The listing below should be written out exactly; please include all of it.
======== MATERIAL SHOWN ========
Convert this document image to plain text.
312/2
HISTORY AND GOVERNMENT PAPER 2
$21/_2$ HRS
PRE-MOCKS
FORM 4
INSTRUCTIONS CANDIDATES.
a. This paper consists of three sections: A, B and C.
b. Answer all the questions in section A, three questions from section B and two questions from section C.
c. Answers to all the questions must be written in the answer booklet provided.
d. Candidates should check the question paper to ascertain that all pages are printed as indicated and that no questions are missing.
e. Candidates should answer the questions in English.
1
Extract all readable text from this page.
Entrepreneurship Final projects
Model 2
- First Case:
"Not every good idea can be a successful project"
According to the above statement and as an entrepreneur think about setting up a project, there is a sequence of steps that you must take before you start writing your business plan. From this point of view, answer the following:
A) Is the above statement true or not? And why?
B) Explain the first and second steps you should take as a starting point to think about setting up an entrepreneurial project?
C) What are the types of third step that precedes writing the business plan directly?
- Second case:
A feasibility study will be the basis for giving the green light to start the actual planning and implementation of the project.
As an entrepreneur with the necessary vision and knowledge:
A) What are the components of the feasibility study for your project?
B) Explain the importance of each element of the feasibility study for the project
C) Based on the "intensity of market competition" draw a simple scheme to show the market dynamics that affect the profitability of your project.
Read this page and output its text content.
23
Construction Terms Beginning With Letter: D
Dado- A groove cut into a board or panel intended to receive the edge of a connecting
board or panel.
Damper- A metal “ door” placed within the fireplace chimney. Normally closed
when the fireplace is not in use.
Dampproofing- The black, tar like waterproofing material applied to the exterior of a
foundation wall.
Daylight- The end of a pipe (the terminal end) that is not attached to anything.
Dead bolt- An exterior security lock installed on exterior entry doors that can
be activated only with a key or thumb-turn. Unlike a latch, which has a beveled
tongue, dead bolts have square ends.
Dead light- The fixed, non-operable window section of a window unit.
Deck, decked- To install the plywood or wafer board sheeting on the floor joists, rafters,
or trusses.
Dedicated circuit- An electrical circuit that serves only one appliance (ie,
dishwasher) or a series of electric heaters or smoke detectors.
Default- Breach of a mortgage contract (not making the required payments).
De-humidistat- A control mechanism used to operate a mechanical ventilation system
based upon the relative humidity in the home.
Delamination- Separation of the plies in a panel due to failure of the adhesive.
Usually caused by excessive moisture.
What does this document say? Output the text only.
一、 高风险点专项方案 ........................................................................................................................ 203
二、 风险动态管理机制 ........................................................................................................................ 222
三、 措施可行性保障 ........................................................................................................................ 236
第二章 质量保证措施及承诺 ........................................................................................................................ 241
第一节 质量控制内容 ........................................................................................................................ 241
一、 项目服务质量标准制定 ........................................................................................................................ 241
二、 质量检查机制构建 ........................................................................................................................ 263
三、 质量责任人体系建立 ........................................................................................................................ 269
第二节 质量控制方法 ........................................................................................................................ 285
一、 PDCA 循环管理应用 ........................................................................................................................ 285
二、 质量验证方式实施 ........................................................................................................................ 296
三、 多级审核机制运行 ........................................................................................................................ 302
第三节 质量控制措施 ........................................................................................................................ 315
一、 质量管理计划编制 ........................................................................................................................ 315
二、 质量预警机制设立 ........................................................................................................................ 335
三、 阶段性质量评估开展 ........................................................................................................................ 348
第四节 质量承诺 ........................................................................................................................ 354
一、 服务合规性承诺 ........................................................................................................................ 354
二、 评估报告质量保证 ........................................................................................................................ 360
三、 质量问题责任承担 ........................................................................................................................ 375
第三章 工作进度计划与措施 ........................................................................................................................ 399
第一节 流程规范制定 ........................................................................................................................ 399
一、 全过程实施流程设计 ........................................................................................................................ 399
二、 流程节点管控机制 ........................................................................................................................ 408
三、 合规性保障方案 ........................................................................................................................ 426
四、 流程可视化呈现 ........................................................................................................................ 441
========
WRITTEN REPLY
Convert this document image to plain text.
312/2
HISTORY AND GOVERNMENT PAPER 2
$21/_2$ HRS
PRE-MOCKS
FORM 4
INSTRUCTIONS CANDIDATES.
a. This paper consists of three sections: A, B and C.
b. Answer all the questions in section A, three questions from section B and two questions from section C.
c. Answers to all the questions must be written in the answer booklet provided.
d. Candidates should check the question paper to ascertain that all pages are printed as indicated and that no questions are missing.
e. Candidates should answer the questions in English.
1
Extract all readable text from this page.
Entrepreneurship Final projects
Model 2
- First Case:
"Not every good idea can be a successful project"
According to the above statement and as an entrepreneur think about setting up a project, there is a sequence of steps that you must take before you start writing your business plan. From this point of view, answer the following:
A) Is the above statement true or not? And why?
B) Explain the first and second steps you should take as a starting point to think about setting up an entrepreneurial project?
C) What are the types of third step that precedes writing the business plan directly?
- Second case:
A feasibility study will be the basis for giving the green light to start the actual planning and implementation of the project.
As an entrepreneur with the necessary vision and knowledge:
A) What are the components of the feasibility study for your project?
B) Explain the importance of each element of the feasibility study for the project
C) Based on the "intensity of market competition" draw a simple scheme to show the market dynamics that affect the profitability of your project.
Read this page and output its text content.
23
Construction Terms Beginning With Letter: D
Dado- A groove cut into a board or panel intended to receive the edge of a connecting
board or panel.
Damper- A metal “ door” placed within the fireplace chimney. Normally closed
when the fireplace is not in use.
Dampproofing- The black, tar like waterproofing material applied to the exterior of a
foundation wall.
Daylight- The end of a pipe (the terminal end) that is not attached to anything.
Dead bolt- An exterior security lock installed on exterior entry doors that can
be activated only with a key or thumb-turn. Unlike a latch, which has a beveled
tongue, dead bolts have square ends.
Dead light- The fixed, non-operable window section of a window unit.
Deck, decked- To install the plywood or wafer board sheeting on the floor joists, rafters,
or trusses.
Dedicated circuit- An electrical circuit that serves only one appliance (ie,
dishwasher) or a series of electric heaters or smoke detectors.
Default- Breach of a mortgage contract (not making the required payments).
De-humidistat- A control mechanism used to operate a mechanical ventilation system
based upon the relative humidity in the home.
Delamination- Separation of the plies in a panel due to failure of the adhesive.
Usually caused by excessive moisture.
What does this document say? Output the text only.
一、 高风险点专项方案 ........................................................................................................................ 203
二、 风险动态管理机制 ........................................................................................................................ 222
三、 措施可行性保障 ........................................................................................................................ 236
第二章 质量保证措施及承诺 ........................................................................................................................ 241
第一节 质量控制内容 ........................................................................................................................ 241
一、 项目服务质量标准制定 ........................................................................................................................ 241
二、 质量检查机制构建 ........................................................................................................................ 263
三、 质量责任人体系建立 ........................................................................................................................ 269
第二节 质量控制方法 ........................................................................................................................ 285
一、 PDCA 循环管理应用 ........................................................................................................................ 285
二、 质量验证方式实施 ........................................................................................................................ 296
三、 多级审核机制运行 ........................................................................................................................ 302
第三节 质量控制措施 ........................................................................................................................ 315
一、 质量管理计划编制 ........................................................................................................................ 315
二、 质量预警机制设立 ........................................................................................................................ 335
三、 阶段性质量评估开展 ........................................................................................................................ 348
第四节 质量承诺 ........................................................................................................................ 354
一、 服务合规性承诺 ........................................................................................................................ 354
二、 评估报告质量保证 ........................................................................................................................ 360
三、 质量问题责任承担 ........................................................................................................................ 375
第三章 工作进度计划与措施 ........................................................................................................................ 399
第一节 流程规范制定 ........................................................................................................................ 399
一、 全过程实施流程设计 ........................................................................................................................ 399
二、 流程节点管控机制 ........................................................................................................................ 408
三、 合规性保障方案 ........................................................................................................................ 426
四、 流程可视化呈现 ........................................................................................................................ 441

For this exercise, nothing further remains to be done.